# WRITTEN TASK
Type out the material below exactly.

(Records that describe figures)
····················

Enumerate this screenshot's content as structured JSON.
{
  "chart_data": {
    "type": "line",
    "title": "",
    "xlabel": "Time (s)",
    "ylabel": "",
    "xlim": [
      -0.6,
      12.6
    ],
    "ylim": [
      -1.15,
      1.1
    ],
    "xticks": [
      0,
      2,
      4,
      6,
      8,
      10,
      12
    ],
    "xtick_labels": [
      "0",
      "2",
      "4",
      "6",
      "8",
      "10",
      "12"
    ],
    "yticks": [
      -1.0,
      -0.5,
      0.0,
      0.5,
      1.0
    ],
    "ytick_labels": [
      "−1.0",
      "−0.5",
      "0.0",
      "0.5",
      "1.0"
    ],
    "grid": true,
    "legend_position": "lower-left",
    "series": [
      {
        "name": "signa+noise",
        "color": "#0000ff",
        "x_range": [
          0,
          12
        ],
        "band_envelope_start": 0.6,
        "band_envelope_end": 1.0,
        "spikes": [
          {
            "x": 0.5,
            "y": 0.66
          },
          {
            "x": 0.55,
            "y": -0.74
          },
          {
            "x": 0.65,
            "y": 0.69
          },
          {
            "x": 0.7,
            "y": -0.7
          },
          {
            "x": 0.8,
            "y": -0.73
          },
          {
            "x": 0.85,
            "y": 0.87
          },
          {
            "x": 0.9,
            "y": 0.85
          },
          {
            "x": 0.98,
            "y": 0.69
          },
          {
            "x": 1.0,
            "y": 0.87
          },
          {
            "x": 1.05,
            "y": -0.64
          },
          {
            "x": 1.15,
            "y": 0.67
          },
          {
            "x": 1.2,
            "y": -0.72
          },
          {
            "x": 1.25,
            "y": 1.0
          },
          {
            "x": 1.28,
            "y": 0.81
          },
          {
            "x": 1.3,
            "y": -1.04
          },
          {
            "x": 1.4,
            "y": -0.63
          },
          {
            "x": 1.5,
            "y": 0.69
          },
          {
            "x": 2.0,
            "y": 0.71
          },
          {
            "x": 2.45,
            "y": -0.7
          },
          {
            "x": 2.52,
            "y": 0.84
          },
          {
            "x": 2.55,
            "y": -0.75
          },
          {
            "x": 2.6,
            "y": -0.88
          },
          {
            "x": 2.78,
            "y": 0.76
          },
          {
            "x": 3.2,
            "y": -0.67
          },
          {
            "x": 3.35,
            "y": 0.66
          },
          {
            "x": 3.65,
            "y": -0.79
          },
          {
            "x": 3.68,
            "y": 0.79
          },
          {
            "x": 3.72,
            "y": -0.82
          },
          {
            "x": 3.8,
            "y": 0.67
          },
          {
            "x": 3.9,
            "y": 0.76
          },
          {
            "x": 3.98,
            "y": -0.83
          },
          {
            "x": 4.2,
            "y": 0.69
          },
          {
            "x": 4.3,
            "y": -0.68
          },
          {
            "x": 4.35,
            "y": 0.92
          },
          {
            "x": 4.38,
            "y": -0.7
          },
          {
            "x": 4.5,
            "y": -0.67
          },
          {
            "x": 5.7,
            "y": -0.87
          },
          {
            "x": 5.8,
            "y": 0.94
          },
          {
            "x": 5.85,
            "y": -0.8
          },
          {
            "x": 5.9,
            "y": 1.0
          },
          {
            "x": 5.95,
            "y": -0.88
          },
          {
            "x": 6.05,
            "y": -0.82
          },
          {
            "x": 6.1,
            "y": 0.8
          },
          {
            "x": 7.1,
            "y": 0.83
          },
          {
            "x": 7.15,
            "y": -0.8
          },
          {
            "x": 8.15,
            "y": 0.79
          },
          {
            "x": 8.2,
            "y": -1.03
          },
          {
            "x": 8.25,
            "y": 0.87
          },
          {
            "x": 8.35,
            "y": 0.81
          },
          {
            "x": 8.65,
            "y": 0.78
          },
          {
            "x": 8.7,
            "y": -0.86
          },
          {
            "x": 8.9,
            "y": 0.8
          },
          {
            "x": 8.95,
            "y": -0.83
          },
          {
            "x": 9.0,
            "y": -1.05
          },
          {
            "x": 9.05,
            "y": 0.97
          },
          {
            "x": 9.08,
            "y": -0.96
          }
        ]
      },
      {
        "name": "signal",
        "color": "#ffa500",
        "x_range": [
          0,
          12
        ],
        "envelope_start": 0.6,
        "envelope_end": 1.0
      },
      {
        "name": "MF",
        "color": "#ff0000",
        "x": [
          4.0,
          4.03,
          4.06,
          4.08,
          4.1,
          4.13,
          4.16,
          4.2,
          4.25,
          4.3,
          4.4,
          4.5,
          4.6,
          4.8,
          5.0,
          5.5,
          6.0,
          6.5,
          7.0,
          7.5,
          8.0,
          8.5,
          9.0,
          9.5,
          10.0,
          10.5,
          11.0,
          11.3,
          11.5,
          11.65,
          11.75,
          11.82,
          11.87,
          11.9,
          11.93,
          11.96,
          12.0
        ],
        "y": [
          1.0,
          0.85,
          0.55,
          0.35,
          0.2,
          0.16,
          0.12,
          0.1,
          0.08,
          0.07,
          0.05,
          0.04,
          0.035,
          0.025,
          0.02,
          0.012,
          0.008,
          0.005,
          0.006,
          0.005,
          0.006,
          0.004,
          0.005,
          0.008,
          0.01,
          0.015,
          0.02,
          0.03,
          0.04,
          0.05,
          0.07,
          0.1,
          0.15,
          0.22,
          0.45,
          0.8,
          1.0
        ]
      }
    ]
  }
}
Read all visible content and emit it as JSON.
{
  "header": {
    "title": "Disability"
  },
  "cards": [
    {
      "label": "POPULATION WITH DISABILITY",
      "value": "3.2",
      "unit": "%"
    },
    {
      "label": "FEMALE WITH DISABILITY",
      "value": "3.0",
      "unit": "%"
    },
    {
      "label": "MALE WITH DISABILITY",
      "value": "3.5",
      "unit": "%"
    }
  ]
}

····················

# WORKED ANSWER
Enumerate this screenshot's content as structured JSON.
{
  "chart_data": {
    "type": "line",
    "title": "",
    "xlabel": "Time (s)",
    "ylabel": "",
    "xlim": [
      -0.6,
      12.6
    ],
    "ylim": [
      -1.15,
      1.1
    ],
    "xticks": [
      0,
      2,
      4,
      6,
      8,
      10,
      12
    ],
    "xtick_labels": [
      "0",
      "2",
      "4",
      "6",
      "8",
      "10",
      "12"
    ],
    "yticks": [
      -1.0,
      -0.5,
      0.0,
      0.5,
      1.0
    ],
    "ytick_labels": [
      "−1.0",
      "−0.5",
      "0.0",
      "0.5",
      "1.0"
    ],
    "grid": true,
    "legend_position": "lower-left",
    "series": [
      {
        "name": "signa+noise",
        "color": "#0000ff",
        "x_range": [
          0,
          12
        ],
        "band_envelope_start": 0.6,
        "band_envelope_end": 1.0,
        "spikes": [
          {
            "x": 0.5,
            "y": 0.66
          },
          {
            "x": 0.55,
            "y": -0.74
          },
          {
            "x": 0.65,
            "y": 0.69
          },
          {
            "x": 0.7,
            "y": -0.7
          },
          {
            "x": 0.8,
            "y": -0.73
          },
          {
            "x": 0.85,
            "y": 0.87
          },
          {
            "x": 0.9,
            "y": 0.85
          },
          {
            "x": 0.98,
            "y": 0.69
          },
          {
            "x": 1.0,
            "y": 0.87
          },
          {
            "x": 1.05,
            "y": -0.64
          },
          {
            "x": 1.15,
            "y": 0.67
          },
          {
            "x": 1.2,
            "y": -0.72
          },
          {
            "x": 1.25,
            "y": 1.0
          },
          {
            "x": 1.28,
            "y": 0.81
          },
          {
            "x": 1.3,
            "y": -1.04
          },
          {
            "x": 1.4,
            "y": -0.63
          },
          {
            "x": 1.5,
            "y": 0.69
          },
          {
            "x": 2.0,
            "y": 0.71
          },
          {
            "x": 2.45,
            "y": -0.7
          },
          {
            "x": 2.52,
            "y": 0.84
          },
          {
            "x": 2.55,
            "y": -0.75
          },
          {
            "x": 2.6,
            "y": -0.88
          },
          {
            "x": 2.78,
            "y": 0.76
          },
          {
            "x": 3.2,
            "y": -0.67
          },
          {
            "x": 3.35,
            "y": 0.66
          },
          {
            "x": 3.65,
            "y": -0.79
          },
          {
            "x": 3.68,
            "y": 0.79
          },
          {
            "x": 3.72,
            "y": -0.82
          },
          {
            "x": 3.8,
            "y": 0.67
          },
          {
            "x": 3.9,
            "y": 0.76
          },
          {
            "x": 3.98,
            "y": -0.83
          },
          {
            "x": 4.2,
            "y": 0.69
          },
          {
            "x": 4.3,
            "y": -0.68
          },
          {
            "x": 4.35,
            "y": 0.92
          },
          {
            "x": 4.38,
            "y": -0.7
          },
          {
            "x": 4.5,
            "y": -0.67
          },
          {
            "x": 5.7,
            "y": -0.87
          },
          {
            "x": 5.8,
            "y": 0.94
          },
          {
            "x": 5.85,
            "y": -0.8
          },
          {
            "x": 5.9,
            "y": 1.0
          },
          {
            "x": 5.95,
            "y": -0.88
          },
          {
            "x": 6.05,
            "y": -0.82
          },
          {
            "x": 6.1,
            "y": 0.8
          },
          {
            "x": 7.1,
            "y": 0.83
          },
          {
            "x": 7.15,
            "y": -0.8
          },
          {
            "x": 8.15,
            "y": 0.79
          },
          {
            "x": 8.2,
            "y": -1.03
          },
          {
            "x": 8.25,
            "y": 0.87
          },
          {
            "x": 8.35,
            "y": 0.81
          },
          {
            "x": 8.65,
            "y": 0.78
          },
          {
            "x": 8.7,
            "y": -0.86
          },
          {
            "x": 8.9,
            "y": 0.8
          },
          {
            "x": 8.95,
            "y": -0.83
          },
          {
            "x": 9.0,
            "y": -1.05
          },
          {
            "x": 9.05,
            "y": 0.97
          },
          {
            "x": 9.08,
            "y": -0.96
          }
        ]
      },
      {
        "name": "signal",
        "color": "#ffa500",
        "x_range": [
          0,
          12
        ],
        "envelope_start": 0.6,
        "envelope_end": 1.0
      },
      {
        "name": "MF",
        "color": "#ff0000",
        "x": [
          4.0,
          4.03,
          4.06,
          4.08,
          4.1,
          4.13,
          4.16,
          4.2,
          4.25,
          4.3,
          4.4,
          4.5,
          4.6,
          4.8,
          5.0,
          5.5,
          6.0,
          6.5,
          7.0,
          7.5,
          8.0,
          8.5,
          9.0,
          9.5,
          10.0,
          10.5,
          11.0,
          11.3,
          11.5,
          11.65,
          11.75,
          11.82,
          11.87,
          11.9,
          11.93,
          11.96,
          12.0
        ],
        "y": [
          1.0,
          0.85,
          0.55,
          0.35,
          0.2,
          0.16,
          0.12,
          0.1,
          0.08,
          0.07,
          0.05,
          0.04,
          0.035,
          0.025,
          0.02,
          0.012,
          0.008,
          0.005,
          0.006,
          0.005,
          0.006,
          0.004,
          0.005,
          0.008,
          0.01,
          0.015,
          0.02,
          0.03,
          0.04,
          0.05,
          0.07,
          0.1,
          0.15,
          0.22,
          0.45,
          0.8,
          1.0
        ]
      }
    ]
  }
}
Read all visible content and emit it as JSON.
{
  "header": {
    "title": "Disability"
  },
  "cards": [
    {
      "label": "POPULATION WITH DISABILITY",
      "value": "3.2",
      "unit": "%"
    },
    {
      "label": "FEMALE WITH DISABILITY",
      "value": "3.0",
      "unit": "%"
    },
    {
      "label": "MALE WITH DISABILITY",
      "value": "3.5",
      "unit": "%"
    }
  ]
}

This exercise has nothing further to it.